-- start The input --

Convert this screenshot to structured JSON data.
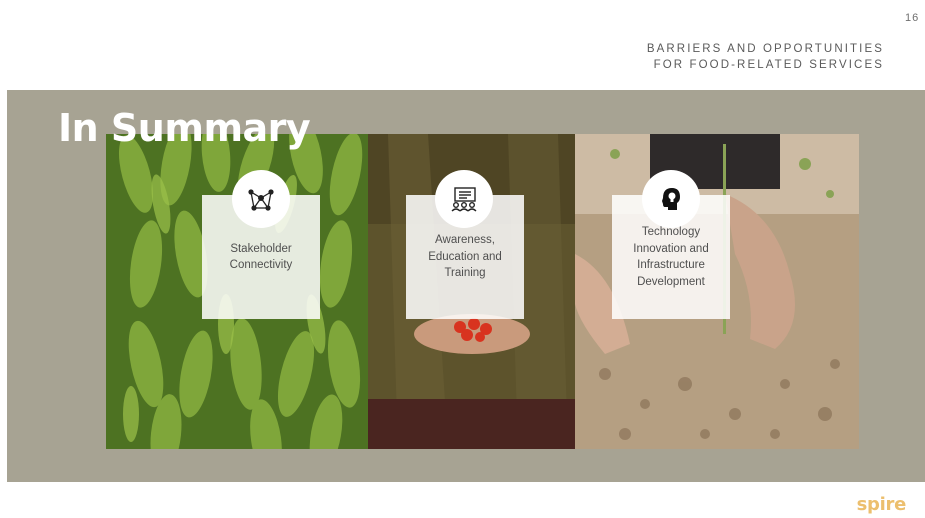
{
  "page": {
    "number": "16"
  },
  "header": {
    "line1": "BARRIERS AND OPPORTUNITIES",
    "line2": "FOR FOOD-RELATED SERVICES"
  },
  "summary": {
    "title": "In Summary"
  },
  "cards": [
    {
      "label": "Stakeholder Connectivity",
      "icon": "network-icon"
    },
    {
      "label": "Awareness, Education and Training",
      "icon": "presentation-icon"
    },
    {
      "label": "Technology Innovation and Infrastructure Development",
      "icon": "head-lightbulb-icon"
    }
  ],
  "logo": {
    "text": "spire"
  },
  "colors": {
    "band": "#a7a393",
    "logo": "#ecbf6e",
    "card_text": "#4f4f4f"
  }
}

-- end The input --

- Task statement -
Determine how many lines in the listing above hold the string "icon", then write only the number.

- Complete answer -
3